-- Start STORED RECORDS --

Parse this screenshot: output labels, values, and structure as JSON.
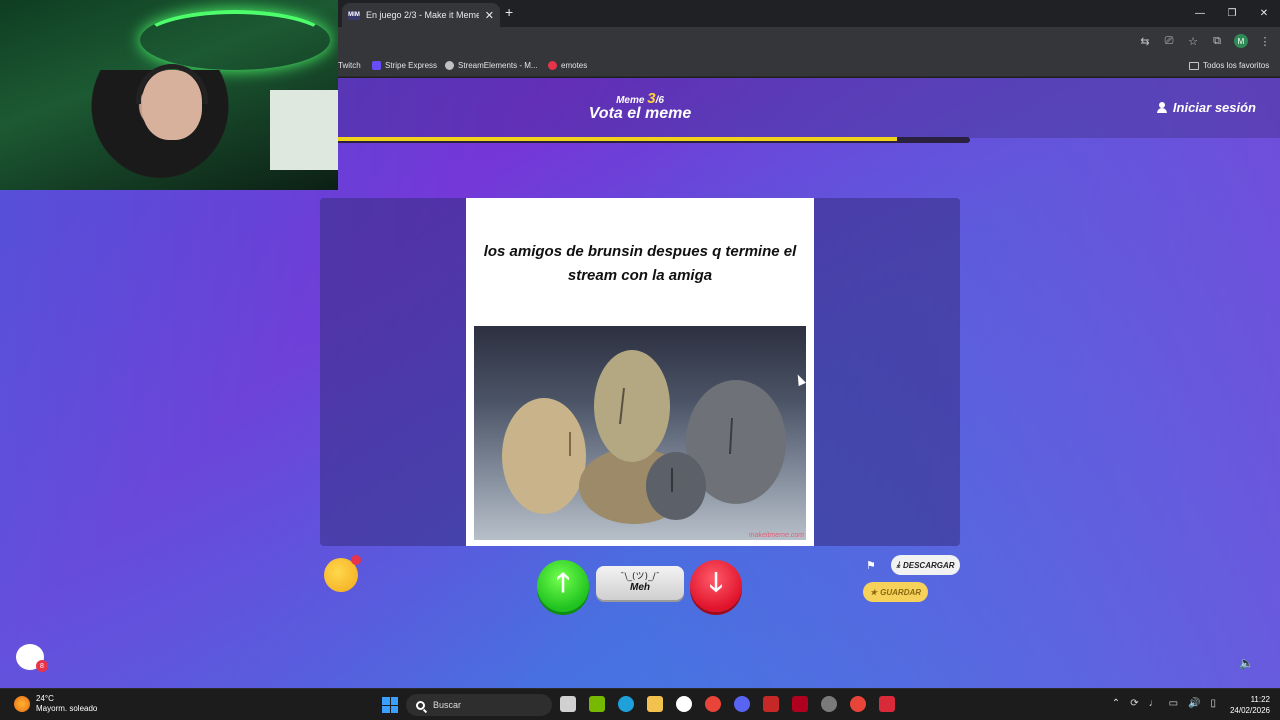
{
  "browser": {
    "tab_title": "En juego 2/3 - Make it Meme",
    "tab_favicon": "MIM",
    "new_tab_symbol": "+",
    "bookmarks": [
      {
        "label": "Twitch",
        "color": ""
      },
      {
        "label": "Stripe Express",
        "color": "#6a4cff"
      },
      {
        "label": "StreamElements - M...",
        "color": "#c0c0c0"
      },
      {
        "label": "emotes",
        "color": "#e8344a"
      }
    ],
    "all_bookmarks": "Todos los favoritos",
    "profile_initial": "M"
  },
  "game": {
    "counter_prefix": "Meme",
    "counter_current": "3",
    "counter_total": "/6",
    "heading": "Vota el meme",
    "login": "Iniciar sesión",
    "progress_fraction": 0.925,
    "meme": {
      "caption": "los amigos de brunsin despues q termine el stream con la amiga",
      "watermark": "makeitmeme.com"
    },
    "vote": {
      "up_symbol": "🡑",
      "down_symbol": "🡓",
      "meh_face": "¯\\_(ツ)_/¯",
      "meh_label": "Meh"
    },
    "download_label": "DESCARGAR",
    "save_label": "GUARDAR",
    "chat_badge": "8"
  },
  "taskbar": {
    "temperature": "24°C",
    "weather": "Mayorm. soleado",
    "search_label": "Buscar",
    "time": "11:22",
    "date": "24/02/2026"
  },
  "colors": {
    "accent_progress": "#f0d21a",
    "vote_up": "#1fc21f",
    "vote_down": "#e0132b"
  }
}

-- End STORED RECORDS --

WHAT YOU ARE ASKED TO DO
Repeat the preceding records precisely, and leave every picture out of the copy.

REPLY TO THE EXERCISE
Parse this screenshot: output labels, values, and structure as JSON.
{
  "browser": {
    "tab_title": "En juego 2/3 - Make it Meme",
    "tab_favicon": "MIM",
    "new_tab_symbol": "+",
    "bookmarks": [
      {
        "label": "Twitch",
        "color": ""
      },
      {
        "label": "Stripe Express",
        "color": "#6a4cff"
      },
      {
        "label": "StreamElements - M...",
        "color": "#c0c0c0"
      },
      {
        "label": "emotes",
        "color": "#e8344a"
      }
    ],
    "all_bookmarks": "Todos los favoritos",
    "profile_initial": "M"
  },
  "game": {
    "counter_prefix": "Meme",
    "counter_current": "3",
    "counter_total": "/6",
    "heading": "Vota el meme",
    "login": "Iniciar sesión",
    "progress_fraction": 0.925,
    "meme": {
      "caption": "los amigos de brunsin despues q termine el stream con la amiga",
      "watermark": "makeitmeme.com"
    },
    "vote": {
      "up_symbol": "🡑",
      "down_symbol": "🡓",
      "meh_face": "¯\\_(ツ)_/¯",
      "meh_label": "Meh"
    },
    "download_label": "DESCARGAR",
    "save_label": "GUARDAR",
    "chat_badge": "8"
  },
  "taskbar": {
    "temperature": "24°C",
    "weather": "Mayorm. soleado",
    "search_label": "Buscar",
    "time": "11:22",
    "date": "24/02/2026"
  },
  "colors": {
    "accent_progress": "#f0d21a",
    "vote_up": "#1fc21f",
    "vote_down": "#e0132b"
  }
}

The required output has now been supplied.